(Records about charts and figures)
## START

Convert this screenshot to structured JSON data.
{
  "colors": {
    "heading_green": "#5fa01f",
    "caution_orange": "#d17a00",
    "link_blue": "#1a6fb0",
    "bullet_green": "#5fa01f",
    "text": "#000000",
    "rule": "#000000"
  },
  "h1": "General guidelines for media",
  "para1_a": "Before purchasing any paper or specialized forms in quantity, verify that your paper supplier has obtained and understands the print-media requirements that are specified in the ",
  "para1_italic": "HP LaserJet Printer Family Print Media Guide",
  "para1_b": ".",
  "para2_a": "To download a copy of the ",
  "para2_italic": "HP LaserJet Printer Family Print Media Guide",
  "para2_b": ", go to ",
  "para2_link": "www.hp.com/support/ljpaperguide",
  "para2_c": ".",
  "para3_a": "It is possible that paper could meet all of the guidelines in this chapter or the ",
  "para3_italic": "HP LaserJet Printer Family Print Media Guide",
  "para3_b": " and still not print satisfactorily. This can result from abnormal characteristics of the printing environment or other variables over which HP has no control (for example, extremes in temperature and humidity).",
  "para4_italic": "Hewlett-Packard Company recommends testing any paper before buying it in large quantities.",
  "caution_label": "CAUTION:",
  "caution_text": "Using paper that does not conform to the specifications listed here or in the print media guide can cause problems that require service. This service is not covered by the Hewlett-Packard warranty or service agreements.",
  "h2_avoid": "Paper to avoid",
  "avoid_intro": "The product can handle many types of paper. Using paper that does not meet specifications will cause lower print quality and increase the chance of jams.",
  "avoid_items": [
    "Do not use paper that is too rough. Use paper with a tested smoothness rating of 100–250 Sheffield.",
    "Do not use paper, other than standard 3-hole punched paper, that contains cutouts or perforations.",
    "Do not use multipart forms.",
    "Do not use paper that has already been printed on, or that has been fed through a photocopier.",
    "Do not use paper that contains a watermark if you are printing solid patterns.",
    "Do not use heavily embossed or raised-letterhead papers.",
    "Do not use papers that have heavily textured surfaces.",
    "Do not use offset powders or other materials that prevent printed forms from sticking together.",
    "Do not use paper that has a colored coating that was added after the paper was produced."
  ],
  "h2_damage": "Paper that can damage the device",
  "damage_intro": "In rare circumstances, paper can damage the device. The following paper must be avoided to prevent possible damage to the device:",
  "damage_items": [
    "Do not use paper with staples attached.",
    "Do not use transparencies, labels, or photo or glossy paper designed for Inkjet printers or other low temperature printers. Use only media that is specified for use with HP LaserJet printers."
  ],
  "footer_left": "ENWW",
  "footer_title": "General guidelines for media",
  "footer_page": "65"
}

## END

• [Set exercise] Transcribe the material above word for word.

• [Answer]
Convert this screenshot to structured JSON data.
{
  "colors": {
    "heading_green": "#5fa01f",
    "caution_orange": "#d17a00",
    "link_blue": "#1a6fb0",
    "bullet_green": "#5fa01f",
    "text": "#000000",
    "rule": "#000000"
  },
  "h1": "General guidelines for media",
  "para1_a": "Before purchasing any paper or specialized forms in quantity, verify that your paper supplier has obtained and understands the print-media requirements that are specified in the ",
  "para1_italic": "HP LaserJet Printer Family Print Media Guide",
  "para1_b": ".",
  "para2_a": "To download a copy of the ",
  "para2_italic": "HP LaserJet Printer Family Print Media Guide",
  "para2_b": ", go to ",
  "para2_link": "www.hp.com/support/ljpaperguide",
  "para2_c": ".",
  "para3_a": "It is possible that paper could meet all of the guidelines in this chapter or the ",
  "para3_italic": "HP LaserJet Printer Family Print Media Guide",
  "para3_b": " and still not print satisfactorily. This can result from abnormal characteristics of the printing environment or other variables over which HP has no control (for example, extremes in temperature and humidity).",
  "para4_italic": "Hewlett-Packard Company recommends testing any paper before buying it in large quantities.",
  "caution_label": "CAUTION:",
  "caution_text": "Using paper that does not conform to the specifications listed here or in the print media guide can cause problems that require service. This service is not covered by the Hewlett-Packard warranty or service agreements.",
  "h2_avoid": "Paper to avoid",
  "avoid_intro": "The product can handle many types of paper. Using paper that does not meet specifications will cause lower print quality and increase the chance of jams.",
  "avoid_items": [
    "Do not use paper that is too rough. Use paper with a tested smoothness rating of 100–250 Sheffield.",
    "Do not use paper, other than standard 3-hole punched paper, that contains cutouts or perforations.",
    "Do not use multipart forms.",
    "Do not use paper that has already been printed on, or that has been fed through a photocopier.",
    "Do not use paper that contains a watermark if you are printing solid patterns.",
    "Do not use heavily embossed or raised-letterhead papers.",
    "Do not use papers that have heavily textured surfaces.",
    "Do not use offset powders or other materials that prevent printed forms from sticking together.",
    "Do not use paper that has a colored coating that was added after the paper was produced."
  ],
  "h2_damage": "Paper that can damage the device",
  "damage_intro": "In rare circumstances, paper can damage the device. The following paper must be avoided to prevent possible damage to the device:",
  "damage_items": [
    "Do not use paper with staples attached.",
    "Do not use transparencies, labels, or photo or glossy paper designed for Inkjet printers or other low temperature printers. Use only media that is specified for use with HP LaserJet printers."
  ],
  "footer_left": "ENWW",
  "footer_title": "General guidelines for media",
  "footer_page": "65"
}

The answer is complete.